> **Selected passage**:
= = = = = = =
The selectExpr() method allows you to directly select columns or apply SQL expressions on multiple columns simultaneously, similar to SQL’s SELECT statement.

Syntax

from pyspark.sql.functions import selectExpr

df.selectExpr(*sql_expressions)

Parameters:

sql_expression: A list of SQL-like expressions (as strings) that define how to transform or select columns. Each expression can involve selecting a column, renaming it, applying arithmetic, or adding conditions using SQL syntax.

sample dataframe

+—+—–+
| id | value|
+—+—–+
| 1| 10|
| 2| 20|
| 3| 30|
+—+—–+

from pyspark.sql.functions import selectExpr

# Select specific columns and rename them using selectExpr()
df = df.selectExpr("id", "value * 2 as double_value", "value as original_value")

df.show()

==output==
+---+------------+--------------+
| id|double_value|original_value|
+---+------------+--------------+
|  1|          20|            10|
|  2|          40|            20|
|  3|          60|            30|
+---+------------+--------------+

# Use CASE WHEN to categorize values
df = df.selectExpr("id", "value", "CASE WHEN value >= 20 THEN 'High' ELSE 'Low' END as category")

df.show()
+---+-----+--------+
| id|value|category|
+---+-----+--------+
|  1|   10|     Low|
|  2|   20|    High|
|  3|   30|    High|
+---+-----+--------+

# Apply multiple transformations and expressions
df = df.selectExpr("id", "value", "value * 2 as double_value", "CASE WHEN value >= 20 THEN 'High' ELSE 'Low' END as category")

df.show()
+---+-----+------------+--------+
| id|value|double_value|category|
+---+-----+------------+--------+
|  1|   10|          20|     Low|
|  2|   20|          40|    High|
|  3|   30|          60|    High|
+---+-----+------------+--------+

comparison: expr () and selectExpr ()

Key Differences
expr () is used when you want to apply SQL-like expressions in the middle of a transformation, typically within withColumn() or filter().
selectExpr() is used when you want to apply multiple expressions in a single statement to transform and select columns, much like a SQL SELECT statement.
= = = = = = =
> **Aim of the exercise**:
Can you resume the PySpark selectExpr() tutorial right after its last sentence?

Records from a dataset
= = = = = = =
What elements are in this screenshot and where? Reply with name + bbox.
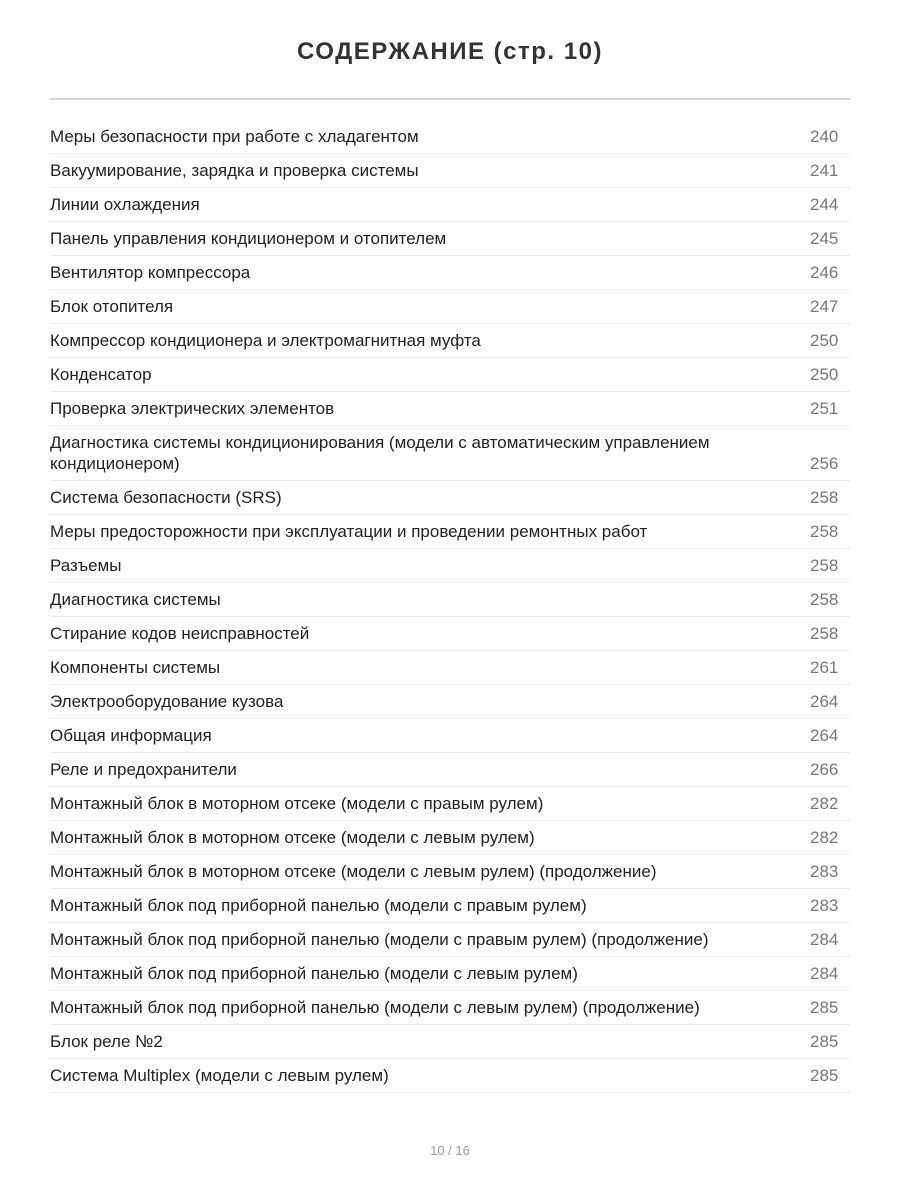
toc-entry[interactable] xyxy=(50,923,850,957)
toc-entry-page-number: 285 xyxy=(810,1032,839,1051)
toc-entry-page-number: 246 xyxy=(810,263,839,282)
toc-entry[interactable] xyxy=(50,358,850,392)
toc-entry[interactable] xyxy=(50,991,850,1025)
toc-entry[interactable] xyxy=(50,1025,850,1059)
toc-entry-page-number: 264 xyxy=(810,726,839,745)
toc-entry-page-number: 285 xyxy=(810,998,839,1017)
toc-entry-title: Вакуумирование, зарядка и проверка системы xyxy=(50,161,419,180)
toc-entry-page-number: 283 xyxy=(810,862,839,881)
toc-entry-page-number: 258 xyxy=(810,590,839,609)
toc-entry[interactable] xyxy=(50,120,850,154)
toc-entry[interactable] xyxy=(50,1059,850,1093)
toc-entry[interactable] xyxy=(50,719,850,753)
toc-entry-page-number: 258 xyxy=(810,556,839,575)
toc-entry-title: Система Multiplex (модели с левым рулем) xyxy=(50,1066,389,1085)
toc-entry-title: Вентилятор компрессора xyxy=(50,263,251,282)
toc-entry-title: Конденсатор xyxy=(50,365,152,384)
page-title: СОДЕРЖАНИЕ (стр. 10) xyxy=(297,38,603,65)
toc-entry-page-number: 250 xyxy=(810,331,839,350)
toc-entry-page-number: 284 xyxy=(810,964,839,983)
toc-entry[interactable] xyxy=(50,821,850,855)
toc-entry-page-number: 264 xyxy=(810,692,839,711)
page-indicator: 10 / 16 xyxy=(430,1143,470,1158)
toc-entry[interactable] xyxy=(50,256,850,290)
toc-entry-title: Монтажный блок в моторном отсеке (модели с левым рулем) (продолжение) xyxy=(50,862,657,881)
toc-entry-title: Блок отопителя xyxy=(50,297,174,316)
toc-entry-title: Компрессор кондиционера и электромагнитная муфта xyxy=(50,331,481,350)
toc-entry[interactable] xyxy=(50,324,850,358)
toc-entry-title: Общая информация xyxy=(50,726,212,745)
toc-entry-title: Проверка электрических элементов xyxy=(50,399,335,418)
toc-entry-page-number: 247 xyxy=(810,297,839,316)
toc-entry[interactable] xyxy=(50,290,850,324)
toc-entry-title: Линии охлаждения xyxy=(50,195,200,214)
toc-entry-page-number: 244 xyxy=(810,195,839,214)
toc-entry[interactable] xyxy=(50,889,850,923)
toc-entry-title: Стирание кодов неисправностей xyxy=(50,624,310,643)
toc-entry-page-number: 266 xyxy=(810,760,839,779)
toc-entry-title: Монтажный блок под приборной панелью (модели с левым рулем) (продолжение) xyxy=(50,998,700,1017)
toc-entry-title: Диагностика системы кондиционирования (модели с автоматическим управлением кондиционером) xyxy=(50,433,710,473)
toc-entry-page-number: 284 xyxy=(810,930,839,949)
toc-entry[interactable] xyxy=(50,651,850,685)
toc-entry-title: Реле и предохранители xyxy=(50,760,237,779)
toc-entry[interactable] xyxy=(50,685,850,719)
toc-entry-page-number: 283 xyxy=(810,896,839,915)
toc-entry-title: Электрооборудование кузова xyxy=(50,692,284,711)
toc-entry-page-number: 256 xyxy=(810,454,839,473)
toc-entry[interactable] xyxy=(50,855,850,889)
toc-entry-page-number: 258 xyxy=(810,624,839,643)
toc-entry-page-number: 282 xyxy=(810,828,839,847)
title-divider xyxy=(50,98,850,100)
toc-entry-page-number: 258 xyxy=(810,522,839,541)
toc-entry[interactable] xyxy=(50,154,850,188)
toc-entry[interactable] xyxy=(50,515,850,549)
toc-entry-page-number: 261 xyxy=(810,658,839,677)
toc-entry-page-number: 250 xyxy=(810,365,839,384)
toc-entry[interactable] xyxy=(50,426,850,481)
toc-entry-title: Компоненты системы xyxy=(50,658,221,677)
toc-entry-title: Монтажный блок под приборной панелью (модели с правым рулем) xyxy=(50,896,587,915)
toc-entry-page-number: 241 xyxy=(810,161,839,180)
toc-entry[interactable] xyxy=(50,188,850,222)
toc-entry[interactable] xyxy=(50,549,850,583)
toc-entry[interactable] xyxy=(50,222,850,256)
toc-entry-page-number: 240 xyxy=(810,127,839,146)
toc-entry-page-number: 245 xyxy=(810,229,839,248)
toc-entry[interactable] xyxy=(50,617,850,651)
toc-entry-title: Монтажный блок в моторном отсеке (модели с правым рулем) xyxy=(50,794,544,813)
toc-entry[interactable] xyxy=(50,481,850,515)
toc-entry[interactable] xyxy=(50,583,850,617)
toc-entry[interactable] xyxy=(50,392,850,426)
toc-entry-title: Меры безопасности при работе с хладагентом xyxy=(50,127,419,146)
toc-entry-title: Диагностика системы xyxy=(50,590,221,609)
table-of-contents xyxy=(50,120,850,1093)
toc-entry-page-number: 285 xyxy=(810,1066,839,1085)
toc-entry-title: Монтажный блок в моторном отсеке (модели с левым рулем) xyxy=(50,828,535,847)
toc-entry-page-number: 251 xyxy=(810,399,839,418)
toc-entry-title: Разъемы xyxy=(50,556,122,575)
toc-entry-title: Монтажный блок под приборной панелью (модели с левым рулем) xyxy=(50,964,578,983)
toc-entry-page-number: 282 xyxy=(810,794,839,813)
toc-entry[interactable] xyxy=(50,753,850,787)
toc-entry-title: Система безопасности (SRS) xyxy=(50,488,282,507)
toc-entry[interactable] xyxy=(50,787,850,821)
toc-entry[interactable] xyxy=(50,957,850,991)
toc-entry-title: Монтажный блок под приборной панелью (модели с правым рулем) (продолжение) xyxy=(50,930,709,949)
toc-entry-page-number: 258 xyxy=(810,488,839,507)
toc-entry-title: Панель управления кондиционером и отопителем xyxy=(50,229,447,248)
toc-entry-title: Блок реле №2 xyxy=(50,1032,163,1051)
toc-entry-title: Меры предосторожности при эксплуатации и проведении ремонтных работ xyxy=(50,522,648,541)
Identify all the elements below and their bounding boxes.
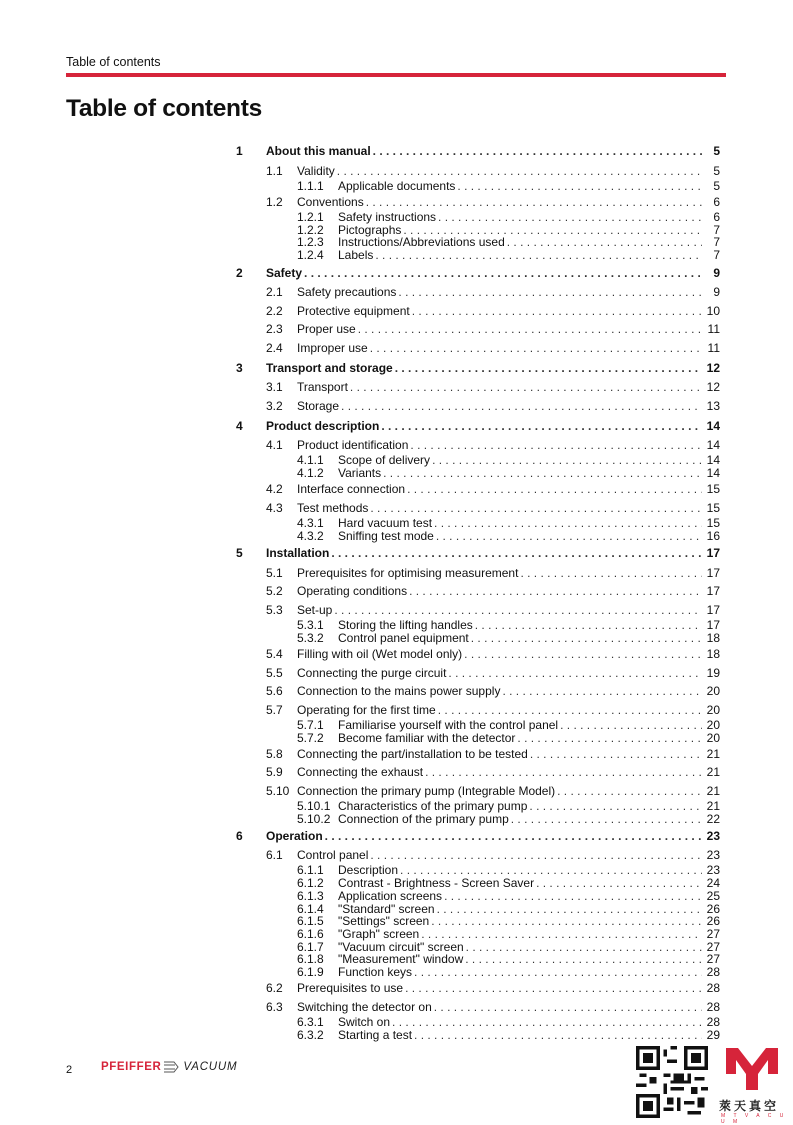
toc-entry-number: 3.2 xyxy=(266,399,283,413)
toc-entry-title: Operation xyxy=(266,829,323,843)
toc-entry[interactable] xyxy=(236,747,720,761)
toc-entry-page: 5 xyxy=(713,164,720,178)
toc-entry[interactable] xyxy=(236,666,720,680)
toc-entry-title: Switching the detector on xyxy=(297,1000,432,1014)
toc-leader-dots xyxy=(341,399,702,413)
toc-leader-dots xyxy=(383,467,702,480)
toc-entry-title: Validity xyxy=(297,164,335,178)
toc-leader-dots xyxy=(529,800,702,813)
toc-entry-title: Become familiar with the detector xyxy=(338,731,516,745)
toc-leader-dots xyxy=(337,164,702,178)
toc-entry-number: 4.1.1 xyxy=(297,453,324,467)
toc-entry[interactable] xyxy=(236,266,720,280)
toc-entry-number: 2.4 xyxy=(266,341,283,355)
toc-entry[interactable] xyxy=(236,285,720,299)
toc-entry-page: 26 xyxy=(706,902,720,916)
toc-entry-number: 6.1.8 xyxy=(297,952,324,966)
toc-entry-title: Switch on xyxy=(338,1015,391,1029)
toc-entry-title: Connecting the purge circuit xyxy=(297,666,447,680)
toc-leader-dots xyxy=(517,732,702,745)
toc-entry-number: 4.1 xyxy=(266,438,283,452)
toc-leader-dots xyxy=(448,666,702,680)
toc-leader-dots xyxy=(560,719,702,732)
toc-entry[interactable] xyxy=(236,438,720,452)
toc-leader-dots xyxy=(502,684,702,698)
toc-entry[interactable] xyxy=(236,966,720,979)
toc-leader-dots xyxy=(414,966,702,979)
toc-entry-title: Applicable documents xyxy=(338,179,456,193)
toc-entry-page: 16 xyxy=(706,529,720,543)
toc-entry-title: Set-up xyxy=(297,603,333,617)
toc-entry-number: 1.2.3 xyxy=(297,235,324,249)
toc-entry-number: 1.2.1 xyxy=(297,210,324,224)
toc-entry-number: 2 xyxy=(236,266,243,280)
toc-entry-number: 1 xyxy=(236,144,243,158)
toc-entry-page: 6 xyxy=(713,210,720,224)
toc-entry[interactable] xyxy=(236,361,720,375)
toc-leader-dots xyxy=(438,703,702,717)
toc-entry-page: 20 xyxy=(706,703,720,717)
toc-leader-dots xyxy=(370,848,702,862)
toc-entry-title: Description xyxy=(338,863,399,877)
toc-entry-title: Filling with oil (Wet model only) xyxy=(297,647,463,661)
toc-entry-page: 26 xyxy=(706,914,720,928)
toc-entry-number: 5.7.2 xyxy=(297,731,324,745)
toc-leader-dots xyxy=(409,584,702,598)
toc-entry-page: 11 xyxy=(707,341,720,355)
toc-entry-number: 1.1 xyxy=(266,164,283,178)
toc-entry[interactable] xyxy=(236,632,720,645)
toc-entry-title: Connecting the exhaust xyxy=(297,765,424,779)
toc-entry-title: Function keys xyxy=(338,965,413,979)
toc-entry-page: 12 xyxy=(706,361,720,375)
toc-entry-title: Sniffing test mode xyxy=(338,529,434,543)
= = = = = = =
> **Answer**:
Feature	`expr()`	`selectExpr()`
Purpose	Used for applying single SQL expressions	Used for applying multiple SQL expressions
Typical Usage	Inside `select()`, `withColumn()`, `filter()`	As a standalone method for multiple expressions
Operates On	Individual column expressions	Multiple expressions at once
Flexibility	Allows complex operations on a single column	Simpler for multiple transformations
Example	`df.select(expr("age + 5").alias("new_age"))`	`df.selectExpr("age + 5 as new_age", "age * 2")`
Use Case	Fine-grained control of expressions in various transformations	Quickly apply and select multiple expressions as new columns

Conclusion
expr (): Ideal for transforming or adding individual columns using SQL expressions.
selectExpr (): Useful for selecting, renaming, and transforming multiple columns at once using SQL-like syntax.

na.fill ()

na.fill(): Used to replace null values in DataFrames.

Syntax
df.na.fill( {“vaule”:0} )

sample dataframe

data = [(1, 10), (2, 20), (3, 30),(4,None)]
df = spark.createDataFrame(data, [“id”, “value”])
+—+—–+
| id | value|
+—+—–+
| 1 | 10|
| 2 | 20|
| 3 | 30|
| 4 | null|
+—+—–+
caution: in pyspark, “NULL” is None

#Fill null values in a specific column with a default value (e.g., 0)
df = df.na.fill({"value": 0})

df.show()
==output==
+---+-----+
| id|value|
+---+-----+
|  1|   10|
|  2|   20|
|  3|   30|
|  4|    0|
+---+-----+

coalescs ()

coalesce function is used to return the first non-null value among the columns you provide

Syntax

from pyspark.sql.functions import coalesce
coalesce(col1, col2, …, colN)

from pyspark.sql.functions import coalesce

# Return the first non-null value from multiple columns
df = df.withColumn("first_non_null", coalesce(col("column1"), col("column2"), col("column3")))

isin ()

isin function is used to check if a value belongs to a list or set of values.

Syntax
from pyspark.sql.functions import col
col(“column_name”).isin(value1, value2, …, valueN)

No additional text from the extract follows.